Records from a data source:
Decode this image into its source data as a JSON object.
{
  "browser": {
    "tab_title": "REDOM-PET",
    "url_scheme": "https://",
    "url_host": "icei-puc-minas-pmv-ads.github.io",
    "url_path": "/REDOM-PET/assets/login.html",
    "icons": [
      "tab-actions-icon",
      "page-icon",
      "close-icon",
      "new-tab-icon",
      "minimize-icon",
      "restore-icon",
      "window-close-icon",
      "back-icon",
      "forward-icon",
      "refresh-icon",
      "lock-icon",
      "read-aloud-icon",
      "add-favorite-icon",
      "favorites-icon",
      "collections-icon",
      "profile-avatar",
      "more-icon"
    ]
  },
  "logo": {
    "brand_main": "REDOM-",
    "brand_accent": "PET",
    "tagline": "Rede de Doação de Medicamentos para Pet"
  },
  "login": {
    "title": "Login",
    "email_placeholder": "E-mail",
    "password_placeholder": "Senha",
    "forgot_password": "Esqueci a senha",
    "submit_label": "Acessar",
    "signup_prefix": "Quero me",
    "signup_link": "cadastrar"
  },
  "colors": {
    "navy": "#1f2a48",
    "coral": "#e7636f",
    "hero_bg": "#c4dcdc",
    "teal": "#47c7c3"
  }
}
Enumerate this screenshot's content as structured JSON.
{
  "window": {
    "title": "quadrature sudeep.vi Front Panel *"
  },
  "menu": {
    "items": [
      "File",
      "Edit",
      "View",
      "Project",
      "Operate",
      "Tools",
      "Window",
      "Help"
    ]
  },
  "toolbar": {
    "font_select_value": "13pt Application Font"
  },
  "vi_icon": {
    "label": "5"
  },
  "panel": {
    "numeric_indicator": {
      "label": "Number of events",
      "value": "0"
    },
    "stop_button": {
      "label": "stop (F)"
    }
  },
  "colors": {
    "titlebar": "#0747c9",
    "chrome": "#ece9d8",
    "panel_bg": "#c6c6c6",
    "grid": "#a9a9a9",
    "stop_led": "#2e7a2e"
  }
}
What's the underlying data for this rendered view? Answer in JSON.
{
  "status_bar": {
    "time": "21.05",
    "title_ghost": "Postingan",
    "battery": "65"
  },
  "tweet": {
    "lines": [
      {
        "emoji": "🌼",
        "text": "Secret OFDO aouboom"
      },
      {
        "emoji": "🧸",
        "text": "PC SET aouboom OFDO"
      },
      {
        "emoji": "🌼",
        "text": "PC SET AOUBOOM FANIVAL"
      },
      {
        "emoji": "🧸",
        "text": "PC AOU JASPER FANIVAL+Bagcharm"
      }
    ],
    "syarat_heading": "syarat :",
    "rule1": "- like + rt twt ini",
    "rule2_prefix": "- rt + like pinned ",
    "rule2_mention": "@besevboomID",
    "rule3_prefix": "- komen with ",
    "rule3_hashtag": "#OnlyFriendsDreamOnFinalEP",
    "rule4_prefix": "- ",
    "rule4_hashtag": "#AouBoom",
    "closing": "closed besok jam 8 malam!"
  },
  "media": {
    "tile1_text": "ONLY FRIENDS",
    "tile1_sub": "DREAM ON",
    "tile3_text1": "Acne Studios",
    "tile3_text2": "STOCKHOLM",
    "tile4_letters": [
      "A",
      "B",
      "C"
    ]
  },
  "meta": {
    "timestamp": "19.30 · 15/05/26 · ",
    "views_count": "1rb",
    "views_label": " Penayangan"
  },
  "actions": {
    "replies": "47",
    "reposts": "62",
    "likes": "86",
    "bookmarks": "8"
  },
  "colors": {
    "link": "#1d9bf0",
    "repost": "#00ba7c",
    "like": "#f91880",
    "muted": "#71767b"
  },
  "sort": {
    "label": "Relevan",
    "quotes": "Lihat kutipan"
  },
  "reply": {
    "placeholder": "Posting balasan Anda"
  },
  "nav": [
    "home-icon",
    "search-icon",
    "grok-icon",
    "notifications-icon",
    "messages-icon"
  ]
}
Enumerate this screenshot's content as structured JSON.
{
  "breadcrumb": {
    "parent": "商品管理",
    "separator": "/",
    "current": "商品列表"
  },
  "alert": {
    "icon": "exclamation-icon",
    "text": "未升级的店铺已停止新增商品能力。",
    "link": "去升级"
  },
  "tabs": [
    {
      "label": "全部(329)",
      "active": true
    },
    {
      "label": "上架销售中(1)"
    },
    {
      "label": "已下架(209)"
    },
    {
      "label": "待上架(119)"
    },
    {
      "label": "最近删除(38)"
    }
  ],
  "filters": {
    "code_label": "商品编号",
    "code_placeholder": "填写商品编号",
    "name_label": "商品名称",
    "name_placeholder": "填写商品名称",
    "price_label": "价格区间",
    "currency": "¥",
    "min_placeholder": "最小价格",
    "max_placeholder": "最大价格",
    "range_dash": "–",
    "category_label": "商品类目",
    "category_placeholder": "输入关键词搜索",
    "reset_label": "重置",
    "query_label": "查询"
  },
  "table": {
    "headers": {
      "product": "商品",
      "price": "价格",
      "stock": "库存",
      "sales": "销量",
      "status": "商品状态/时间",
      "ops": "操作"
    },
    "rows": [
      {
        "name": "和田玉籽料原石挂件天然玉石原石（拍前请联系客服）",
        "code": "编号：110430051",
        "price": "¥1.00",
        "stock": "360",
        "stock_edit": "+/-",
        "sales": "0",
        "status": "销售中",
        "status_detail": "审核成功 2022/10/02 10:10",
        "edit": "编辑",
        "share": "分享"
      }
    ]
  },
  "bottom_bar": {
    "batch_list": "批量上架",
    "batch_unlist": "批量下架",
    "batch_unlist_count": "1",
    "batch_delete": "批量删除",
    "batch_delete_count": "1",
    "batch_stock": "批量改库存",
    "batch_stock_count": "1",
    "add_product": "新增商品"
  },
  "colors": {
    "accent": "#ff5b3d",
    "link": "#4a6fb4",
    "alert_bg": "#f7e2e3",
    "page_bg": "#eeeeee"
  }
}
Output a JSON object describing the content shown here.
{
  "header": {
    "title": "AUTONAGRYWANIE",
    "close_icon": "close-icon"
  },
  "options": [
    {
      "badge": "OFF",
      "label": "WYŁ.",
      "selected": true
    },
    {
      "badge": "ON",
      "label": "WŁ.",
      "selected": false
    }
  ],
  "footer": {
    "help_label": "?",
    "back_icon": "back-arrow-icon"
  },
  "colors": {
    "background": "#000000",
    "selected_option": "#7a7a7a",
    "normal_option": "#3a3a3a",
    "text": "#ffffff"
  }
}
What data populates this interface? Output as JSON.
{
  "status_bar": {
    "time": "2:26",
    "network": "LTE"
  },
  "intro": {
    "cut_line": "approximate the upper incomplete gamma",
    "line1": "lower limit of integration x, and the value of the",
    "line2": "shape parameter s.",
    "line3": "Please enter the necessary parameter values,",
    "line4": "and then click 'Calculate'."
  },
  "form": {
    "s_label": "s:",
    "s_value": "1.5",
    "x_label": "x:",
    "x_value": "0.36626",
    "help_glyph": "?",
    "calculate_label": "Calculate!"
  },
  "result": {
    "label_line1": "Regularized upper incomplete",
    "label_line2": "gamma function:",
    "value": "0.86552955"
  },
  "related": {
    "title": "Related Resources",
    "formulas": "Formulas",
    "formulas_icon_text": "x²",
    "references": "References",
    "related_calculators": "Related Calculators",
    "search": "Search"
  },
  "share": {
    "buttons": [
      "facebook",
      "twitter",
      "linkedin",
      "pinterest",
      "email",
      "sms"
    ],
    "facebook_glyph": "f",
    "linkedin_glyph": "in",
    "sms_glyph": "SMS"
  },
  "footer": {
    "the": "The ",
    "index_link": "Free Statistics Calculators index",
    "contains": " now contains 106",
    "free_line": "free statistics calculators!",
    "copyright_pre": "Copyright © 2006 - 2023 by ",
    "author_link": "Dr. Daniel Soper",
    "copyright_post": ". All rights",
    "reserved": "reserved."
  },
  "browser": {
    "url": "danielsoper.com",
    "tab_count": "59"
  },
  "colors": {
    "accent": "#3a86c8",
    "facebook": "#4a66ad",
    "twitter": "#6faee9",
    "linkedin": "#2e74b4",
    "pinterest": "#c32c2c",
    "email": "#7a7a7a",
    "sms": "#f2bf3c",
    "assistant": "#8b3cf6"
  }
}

What is needed
Which lines contain "object"? Copy each of them out.

The answer
Decode this image into its source data as a JSON object.
Output a JSON object describing the content shown here.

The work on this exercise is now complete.